Insel Mainau: Verwirrung um einen Gedenkstein

Seit Monaten wird in der Öffentlichkeit darüber diskutiert, wie man der 33 ehemaligen KZ-Opfer gedenken soll, die im Sommer 1945 auf der Insel Mainau gestorben sind. Bereits 1995 hatte der Konstanzer Historiker Arnulf Moser mit seinem Buch „Die andere Mainau“ auch auf das Schicksal der auf der Blumeninsel Verstorbenen hingewiesen und schon damals gefordert, eine Gedenktafel aufzustellen. Nun tut sich was, aber der Fortgang der Angelegenheit sorgt für unnötige Irritationen.

Ende 2011 hatte die Deutsch-Französische Vereinigung (DFV) in Konstanz das Thema nochmal öffentlich gemacht (seemoz berichtete mehrmals ausführlich). DFV-Präsident Claus-Dieter Hirt verwies auf Mosers Recherche und bat die gräfliche Familie darum, nun endlich ein Zeichen zu setzen und mit einer Gedenktafel an die 33 Franzosen zu erinnern, die nach Kriegsende zur Erholung auf die Blumeninsel gekommen waren, dort aber an den Spätfolgen ihrer KZ-Zeit verstarben.

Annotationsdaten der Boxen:
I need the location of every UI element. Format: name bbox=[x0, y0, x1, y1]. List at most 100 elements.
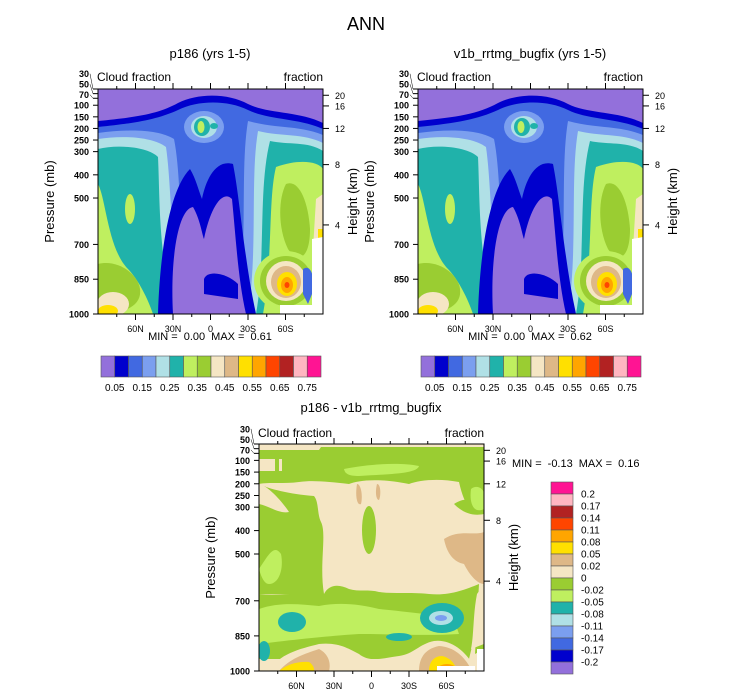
y-tick-label: 30 bbox=[79, 69, 89, 79]
y-tick-label: 500 bbox=[74, 194, 89, 204]
colorbar-box bbox=[155, 355, 171, 378]
colorbar-label: 0.75 bbox=[298, 383, 318, 394]
y-tick-label: 700 bbox=[74, 240, 89, 250]
colorbar-label: 0.65 bbox=[270, 383, 290, 394]
panel-difference: p186 - v1b_rrtmg_bugfix Cloud fraction f… bbox=[258, 400, 639, 671]
y-axis-title: Pressure (mb) bbox=[42, 160, 57, 242]
y-axis-title: Pressure (mb) bbox=[362, 160, 377, 242]
left-string: Cloud fraction bbox=[97, 70, 171, 84]
colorbar-label: 0.05 bbox=[425, 383, 445, 394]
colorbar-label: 0.08 bbox=[581, 538, 601, 549]
y-tick-label: 150 bbox=[74, 112, 89, 122]
colorbar-label: 0.14 bbox=[581, 514, 601, 525]
colorbar-box bbox=[571, 355, 587, 378]
y2-tick-label: 8 bbox=[335, 160, 340, 170]
y-tick-label: 300 bbox=[394, 147, 409, 157]
colorbar-label: 0.25 bbox=[480, 383, 500, 394]
y-tick-label: 100 bbox=[394, 101, 409, 111]
y-tick-label: 500 bbox=[394, 194, 409, 204]
colorbar-box bbox=[114, 355, 129, 378]
colorbar-box bbox=[306, 355, 322, 378]
y-tick-label: 1000 bbox=[389, 310, 409, 320]
y-tick-leader bbox=[409, 84, 414, 94]
y-tick-leader bbox=[409, 94, 414, 99]
colorbar-box bbox=[544, 355, 559, 378]
y-tick-label: 70 bbox=[79, 90, 89, 100]
colorbar-label: 0.35 bbox=[508, 383, 528, 394]
colorbar-box bbox=[558, 355, 573, 378]
colorbar-label: 0 bbox=[581, 574, 587, 585]
y-tick-label: 70 bbox=[399, 90, 409, 100]
colorbar-box bbox=[516, 355, 532, 378]
colorbar-label: 0.17 bbox=[581, 502, 601, 513]
right-string: fraction bbox=[445, 426, 484, 440]
x-tick-label: 60N bbox=[288, 681, 305, 691]
y2-tick-label: 16 bbox=[496, 457, 506, 467]
colorbar-box bbox=[461, 355, 477, 378]
colorbar-box bbox=[550, 649, 574, 663]
colorbar-label: 0.25 bbox=[160, 383, 180, 394]
colorbar-label: -0.08 bbox=[581, 610, 604, 621]
y2-tick-label: 8 bbox=[655, 160, 660, 170]
colorbar-box bbox=[434, 355, 449, 378]
y-axis-title: Pressure (mb) bbox=[203, 516, 218, 598]
panel-title: v1b_rrtmg_bugfix (yrs 1-5) bbox=[454, 46, 606, 61]
colorbar-box bbox=[550, 481, 574, 495]
y-tick-label: 400 bbox=[235, 526, 250, 536]
colorbar-box bbox=[550, 637, 574, 651]
y2-tick-label: 12 bbox=[496, 479, 506, 489]
y-tick-leader bbox=[89, 84, 94, 94]
colorbar-label: 0.45 bbox=[215, 383, 235, 394]
colorbar-box bbox=[626, 355, 642, 378]
x-tick-label: 30N bbox=[165, 324, 182, 334]
y2-tick-label: 12 bbox=[335, 124, 345, 134]
colorbar-box bbox=[550, 613, 574, 627]
y-tick-label: 100 bbox=[235, 456, 250, 466]
colorbar-box bbox=[265, 355, 281, 378]
contour-field bbox=[259, 444, 484, 671]
y-tick-label: 700 bbox=[394, 240, 409, 250]
min-max-text: MIN = 0.00 MAX = 0.62 bbox=[468, 331, 592, 343]
y-tick-label: 400 bbox=[74, 170, 89, 180]
colorbar-box bbox=[550, 601, 574, 615]
y-tick-label: 200 bbox=[394, 124, 409, 134]
colorbar-label: -0.17 bbox=[581, 646, 604, 657]
y-tick-label: 500 bbox=[235, 549, 250, 559]
colorbar-label: 0.65 bbox=[590, 383, 610, 394]
y2-axis-title: Height (km) bbox=[665, 168, 680, 235]
y-tick-leader bbox=[89, 73, 94, 90]
x-tick-label: 60N bbox=[447, 324, 464, 334]
colorbar-box bbox=[550, 505, 574, 519]
colorbar-box bbox=[585, 355, 601, 378]
colorbar-box bbox=[238, 355, 253, 378]
colorbar-label: 0.11 bbox=[581, 526, 600, 537]
x-tick-label: 60S bbox=[438, 681, 454, 691]
colorbar-label: 0.55 bbox=[563, 383, 583, 394]
colorbar-box bbox=[550, 661, 574, 675]
y-tick-label: 50 bbox=[79, 80, 89, 90]
colorbar-box bbox=[420, 355, 436, 378]
colorbar-box bbox=[475, 355, 491, 378]
colorbar-box bbox=[613, 355, 628, 378]
colorbar-box bbox=[550, 517, 574, 531]
colorbar-label: -0.02 bbox=[581, 586, 604, 597]
y-tick-label: 200 bbox=[74, 124, 89, 134]
y2-tick-label: 12 bbox=[655, 124, 665, 134]
colorbar-box bbox=[599, 355, 614, 378]
x-tick-label: 30S bbox=[401, 681, 417, 691]
right-string: fraction bbox=[604, 70, 643, 84]
y2-tick-label: 16 bbox=[335, 101, 345, 111]
colorbar-label: -0.05 bbox=[581, 598, 604, 609]
colorbar-box bbox=[251, 355, 267, 378]
colorbar-box bbox=[210, 355, 226, 378]
y-tick-leader bbox=[409, 73, 414, 90]
panel-model-b: v1b_rrtmg_bugfix (yrs 1-5) Cloud fractio… bbox=[417, 46, 643, 343]
colorbar-label: 0.15 bbox=[453, 383, 473, 394]
colorbar-box bbox=[169, 355, 184, 378]
figure-title: ANN bbox=[347, 14, 385, 34]
x-tick-label: 30S bbox=[560, 324, 576, 334]
colorbar-box bbox=[100, 355, 116, 378]
min-max-text: MIN = -0.13 MAX = 0.16 bbox=[512, 458, 639, 470]
colorbar-box bbox=[503, 355, 518, 378]
x-tick-label: 30N bbox=[326, 681, 343, 691]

AUFGABEN:
• A. In welchem Jahr veröffentlichte Arnulf Moser laut dem Artikel über den Gedenkstein auf der Mainau sein Buch „Die andere Mainau“?
• B. Erklären Sie anhand des Artikels über den Gedenkstein auf der Mainau, warum die 33 Franzosen auf die Insel kamen und weshalb sie dort starben.
Die Zeilen werden hier nicht gebraucht.

LÖSUNGEN DER REIHE NACH:
• A. Das Buch erschien 1995.

• B. Die 33 Franzosen waren nach Kriegsende zur Erholung auf die Blumeninsel gekommen. Dort starben sie an den Spätfolgen ihrer Zeit im KZ.